*Set problem:* Set the listing down again in full, word for word, with the pictures left out.

(Saved data entries)
--- start ---

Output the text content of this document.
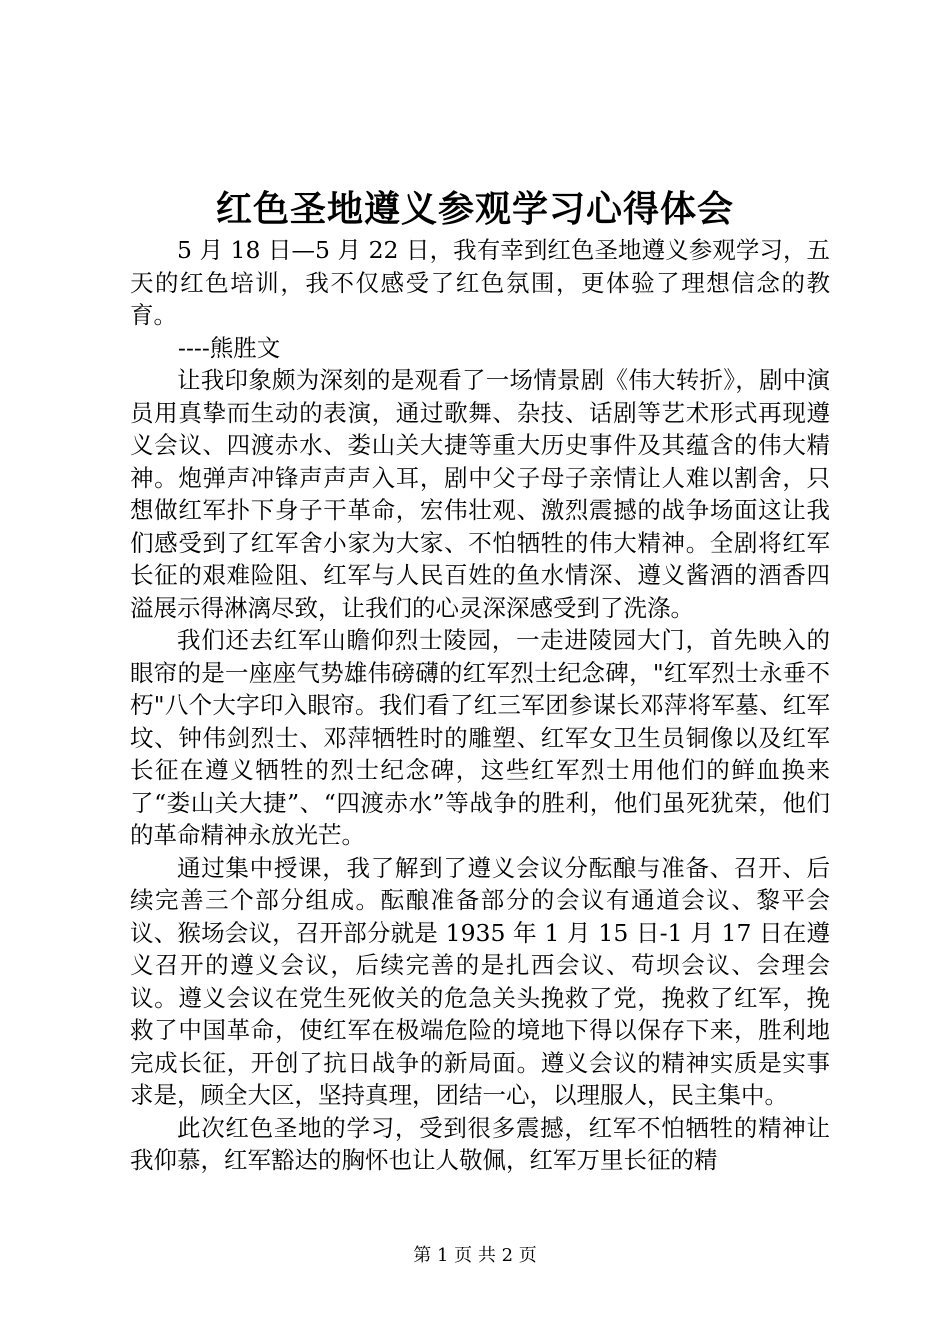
红色圣地遵义参观学习心得体会

5 月 18 日—5 月 22 日，我有幸到红色圣地遵义参观学习，五天的红色培训，我不仅感受了红色氛围，更体验了理想信念的教育。

----熊胜文

让我印象颇为深刻的是观看了一场情景剧《伟大转折》，剧中演员用真挚而生动的表演，通过歌舞、杂技、话剧等艺术形式再现遵义会议、四渡赤水、娄山关大捷等重大历史事件及其蕴含的伟大精神。炮弹声冲锋声声声入耳，剧中父子母子亲情让人难以割舍，只想做红军扑下身子干革命，宏伟壮观、激烈震撼的战争场面这让我们感受到了红军舍小家为大家、不怕牺牲的伟大精神。全剧将红军长征的艰难险阻、红军与人民百姓的鱼水情深、遵义酱酒的酒香四溢展示得淋漓尽致，让我们的心灵深深感受到了洗涤。

我们还去红军山瞻仰烈士陵园，一走进陵园大门，首先映入的眼帘的是一座座气势雄伟磅礴的红军烈士纪念碑，"红军烈士永垂不朽"八个大字印入眼帘。我们看了红三军团参谋长邓萍将军墓、红军坟、钟伟剑烈士、邓萍牺牲时的雕塑、红军女卫生员铜像以及红军长征在遵义牺牲的烈士纪念碑，这些红军烈士用他们的鲜血换来了“娄山关大捷”、“四渡赤水”等战争的胜利，他们虽死犹荣，他们的革命精神永放光芒。

通过集中授课，我了解到了遵义会议分酝酿与准备、召开、后续完善三个部分组成。酝酿准备部分的会议有通道会议、黎平会议、猴场会议，召开部分就是 1935 年 1 月 15 日-1 月 17 日在遵义召开的遵义会议，后续完善的是扎西会议、苟坝会议、会理会议。遵义会议在党生死攸关的危急关头挽救了党，挽救了红军，挽救了中国革命，使红军在极端危险的境地下得以保存下来，胜利地完成长征，开创了抗日战争的新局面。遵义会议的精神实质是实事求是，顾全大区，坚持真理，团结一心，以理服人，民主集中。

此次红色圣地的学习，受到很多震撼，红军不怕牺牲的精神让我仰慕，红军豁达的胸怀也让人敬佩，红军万里长征的精

第 1 页 共 2 页
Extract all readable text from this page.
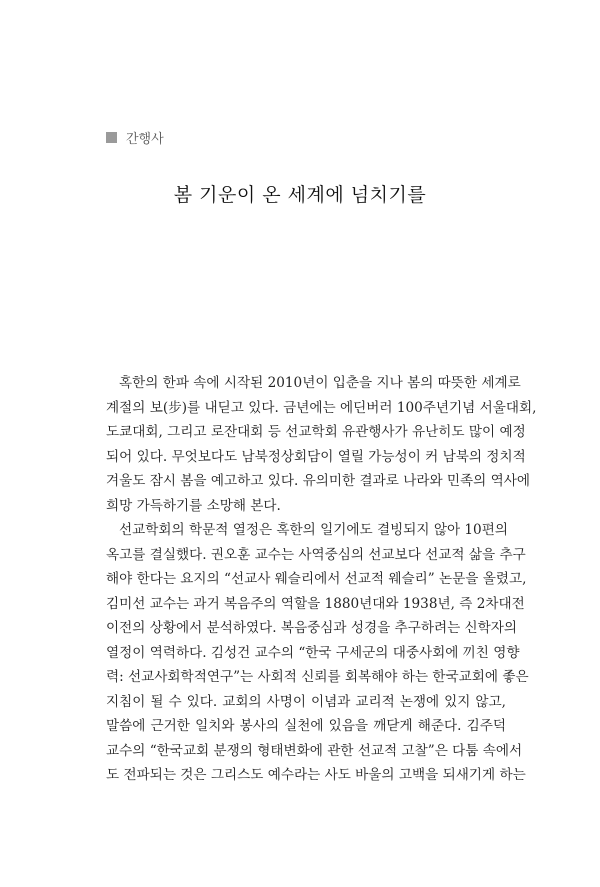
간행사
봄 기운이 온 세계에 넘치기를
혹한의 한파 속에 시작된 2010년이 입춘을 지나 봄의 따뜻한 세계로
계절의 보(步)를 내딛고 있다. 금년에는 에딘버러 100주년기념 서울대회,
도쿄대회, 그리고 로잔대회 등 선교학회 유관행사가 유난히도 많이 예정
되어 있다. 무엇보다도 남북정상회담이 열릴 가능성이 커 남북의 정치적
겨울도 잠시 봄을 예고하고 있다. 유의미한 결과로 나라와 민족의 역사에
희망 가득하기를 소망해 본다.
선교학회의 학문적 열정은 혹한의 일기에도 결빙되지 않아 10편의
옥고를 결실했다. 권오훈 교수는 사역중심의 선교보다 선교적 삶을 추구
해야 한다는 요지의 “선교사 웨슬리에서 선교적 웨슬리” 논문을 올렸고,
김미선 교수는 과거 복음주의 역할을 1880년대와 1938년, 즉 2차대전
이전의 상황에서 분석하였다. 복음중심과 성경을 추구하려는 신학자의
열정이 역력하다. 김성건 교수의 “한국 구세군의 대중사회에 끼친 영향
력: 선교사회학적연구”는 사회적 신뢰를 회복해야 하는 한국교회에 좋은
지침이 될 수 있다. 교회의 사명이 이념과 교리적 논쟁에 있지 않고,
말씀에 근거한 일치와 봉사의 실천에 있음을 깨닫게 해준다. 김주덕
교수의 “한국교회 분쟁의 형태변화에 관한 선교적 고찰”은 다툼 속에서
도 전파되는 것은 그리스도 예수라는 사도 바울의 고백을 되새기게 하는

--- end ---

*Correct answer:*
Output the text content of this document.
红色圣地遵义参观学习心得体会

5 月 18 日—5 月 22 日，我有幸到红色圣地遵义参观学习，五天的红色培训，我不仅感受了红色氛围，更体验了理想信念的教育。

----熊胜文

让我印象颇为深刻的是观看了一场情景剧《伟大转折》，剧中演员用真挚而生动的表演，通过歌舞、杂技、话剧等艺术形式再现遵义会议、四渡赤水、娄山关大捷等重大历史事件及其蕴含的伟大精神。炮弹声冲锋声声声入耳，剧中父子母子亲情让人难以割舍，只想做红军扑下身子干革命，宏伟壮观、激烈震撼的战争场面这让我们感受到了红军舍小家为大家、不怕牺牲的伟大精神。全剧将红军长征的艰难险阻、红军与人民百姓的鱼水情深、遵义酱酒的酒香四溢展示得淋漓尽致，让我们的心灵深深感受到了洗涤。

我们还去红军山瞻仰烈士陵园，一走进陵园大门，首先映入的眼帘的是一座座气势雄伟磅礴的红军烈士纪念碑，"红军烈士永垂不朽"八个大字印入眼帘。我们看了红三军团参谋长邓萍将军墓、红军坟、钟伟剑烈士、邓萍牺牲时的雕塑、红军女卫生员铜像以及红军长征在遵义牺牲的烈士纪念碑，这些红军烈士用他们的鲜血换来了“娄山关大捷”、“四渡赤水”等战争的胜利，他们虽死犹荣，他们的革命精神永放光芒。

通过集中授课，我了解到了遵义会议分酝酿与准备、召开、后续完善三个部分组成。酝酿准备部分的会议有通道会议、黎平会议、猴场会议，召开部分就是 1935 年 1 月 15 日-1 月 17 日在遵义召开的遵义会议，后续完善的是扎西会议、苟坝会议、会理会议。遵义会议在党生死攸关的危急关头挽救了党，挽救了红军，挽救了中国革命，使红军在极端危险的境地下得以保存下来，胜利地完成长征，开创了抗日战争的新局面。遵义会议的精神实质是实事求是，顾全大区，坚持真理，团结一心，以理服人，民主集中。

此次红色圣地的学习，受到很多震撼，红军不怕牺牲的精神让我仰慕，红军豁达的胸怀也让人敬佩，红军万里长征的精

第 1 页 共 2 页
Extract all readable text from this page.
간행사
봄 기운이 온 세계에 넘치기를
혹한의 한파 속에 시작된 2010년이 입춘을 지나 봄의 따뜻한 세계로
계절의 보(步)를 내딛고 있다. 금년에는 에딘버러 100주년기념 서울대회,
도쿄대회, 그리고 로잔대회 등 선교학회 유관행사가 유난히도 많이 예정
되어 있다. 무엇보다도 남북정상회담이 열릴 가능성이 커 남북의 정치적
겨울도 잠시 봄을 예고하고 있다. 유의미한 결과로 나라와 민족의 역사에
희망 가득하기를 소망해 본다.
선교학회의 학문적 열정은 혹한의 일기에도 결빙되지 않아 10편의
옥고를 결실했다. 권오훈 교수는 사역중심의 선교보다 선교적 삶을 추구
해야 한다는 요지의 “선교사 웨슬리에서 선교적 웨슬리” 논문을 올렸고,
김미선 교수는 과거 복음주의 역할을 1880년대와 1938년, 즉 2차대전
이전의 상황에서 분석하였다. 복음중심과 성경을 추구하려는 신학자의
열정이 역력하다. 김성건 교수의 “한국 구세군의 대중사회에 끼친 영향
력: 선교사회학적연구”는 사회적 신뢰를 회복해야 하는 한국교회에 좋은
지침이 될 수 있다. 교회의 사명이 이념과 교리적 논쟁에 있지 않고,
말씀에 근거한 일치와 봉사의 실천에 있음을 깨닫게 해준다. 김주덕
교수의 “한국교회 분쟁의 형태변화에 관한 선교적 고찰”은 다툼 속에서
도 전파되는 것은 그리스도 예수라는 사도 바울의 고백을 되새기게 하는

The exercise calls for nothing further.